### Challenge
Return each line of the data below verbatim; pictures are to be left out.

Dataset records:
-------

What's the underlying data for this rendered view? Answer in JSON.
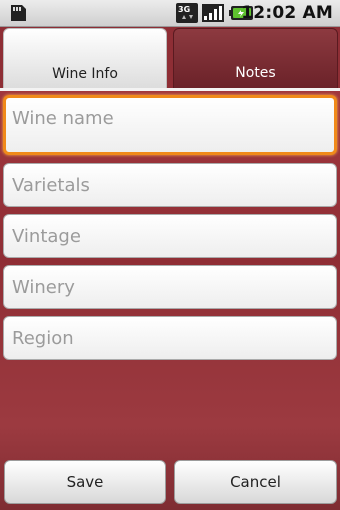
{
  "status_bar": {
    "time": "12:02 AM",
    "network_label": "3G",
    "icons": [
      "sd-card-icon",
      "network-3g-icon",
      "signal-strength-icon",
      "battery-icon"
    ]
  },
  "tabs": [
    {
      "label": "Wine Info",
      "selected": true
    },
    {
      "label": "Notes",
      "selected": false
    }
  ],
  "form": {
    "wine_name": {
      "placeholder": "Wine name",
      "value": ""
    },
    "varietals": {
      "placeholder": "Varietals",
      "value": ""
    },
    "vintage": {
      "placeholder": "Vintage",
      "value": ""
    },
    "winery": {
      "placeholder": "Winery",
      "value": ""
    },
    "region": {
      "placeholder": "Region",
      "value": ""
    }
  },
  "buttons": {
    "save_label": "Save",
    "cancel_label": "Cancel"
  },
  "colors": {
    "background": "#8e2e35",
    "focus_border": "#f08a1a",
    "placeholder_text": "#9b9b9b"
  }
}
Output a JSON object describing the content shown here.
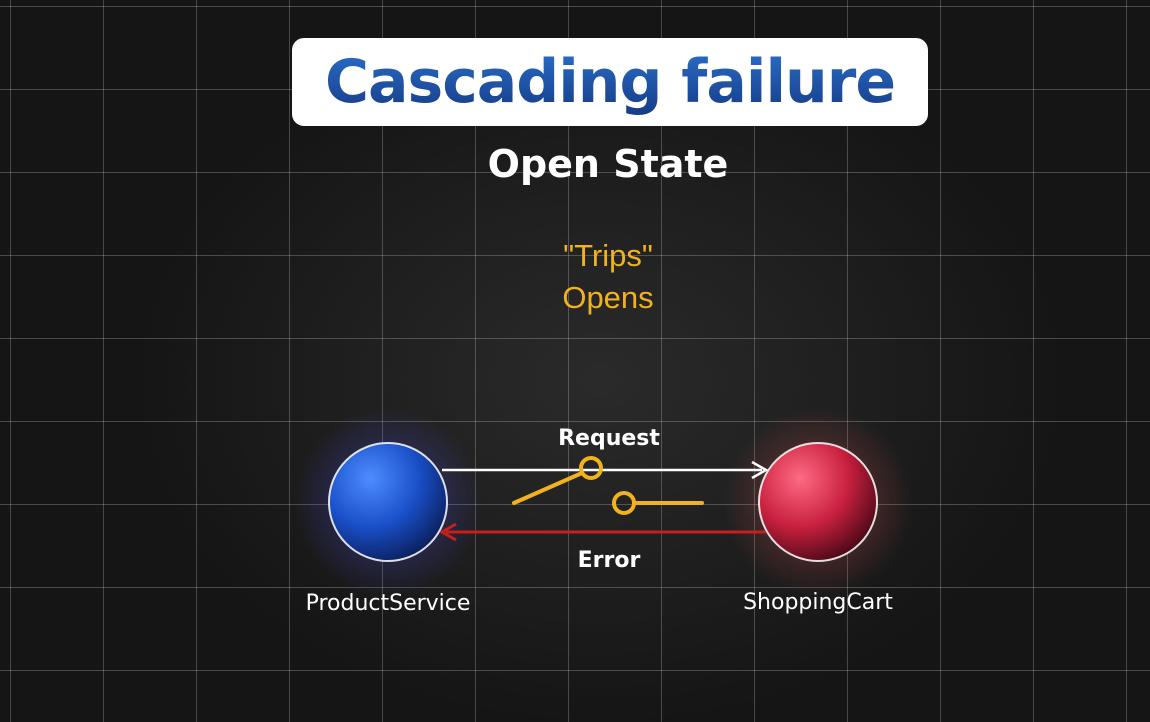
{
  "title": "Cascading failure",
  "subtitle": "Open State",
  "note": {
    "line1": "\"Trips\"",
    "line2": "Opens"
  },
  "nodes": {
    "left": {
      "label": "ProductService",
      "color": "#1a5ee0"
    },
    "right": {
      "label": "ShoppingCart",
      "color": "#d0203f"
    }
  },
  "arrows": {
    "request": {
      "label": "Request",
      "color": "#ffffff"
    },
    "error": {
      "label": "Error",
      "color": "#c81e1e"
    }
  },
  "switch": {
    "color": "#f2b21e",
    "state": "open"
  }
}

-------

### Exercise answer
What's the underlying data for this rendered view? Answer in JSON.
{
  "status_bar": {
    "time": "12:02 AM",
    "network_label": "3G",
    "icons": [
      "sd-card-icon",
      "network-3g-icon",
      "signal-strength-icon",
      "battery-icon"
    ]
  },
  "tabs": [
    {
      "label": "Wine Info",
      "selected": true
    },
    {
      "label": "Notes",
      "selected": false
    }
  ],
  "form": {
    "wine_name": {
      "placeholder": "Wine name",
      "value": ""
    },
    "varietals": {
      "placeholder": "Varietals",
      "value": ""
    },
    "vintage": {
      "placeholder": "Vintage",
      "value": ""
    },
    "winery": {
      "placeholder": "Winery",
      "value": ""
    },
    "region": {
      "placeholder": "Region",
      "value": ""
    }
  },
  "buttons": {
    "save_label": "Save",
    "cancel_label": "Cancel"
  },
  "colors": {
    "background": "#8e2e35",
    "focus_border": "#f08a1a",
    "placeholder_text": "#9b9b9b"
  }
}
Output a JSON object describing the content shown here.
{
  "title": "Cascading failure",
  "subtitle": "Open State",
  "note": {
    "line1": "\"Trips\"",
    "line2": "Opens"
  },
  "nodes": {
    "left": {
      "label": "ProductService",
      "color": "#1a5ee0"
    },
    "right": {
      "label": "ShoppingCart",
      "color": "#d0203f"
    }
  },
  "arrows": {
    "request": {
      "label": "Request",
      "color": "#ffffff"
    },
    "error": {
      "label": "Error",
      "color": "#c81e1e"
    }
  },
  "switch": {
    "color": "#f2b21e",
    "state": "open"
  }
}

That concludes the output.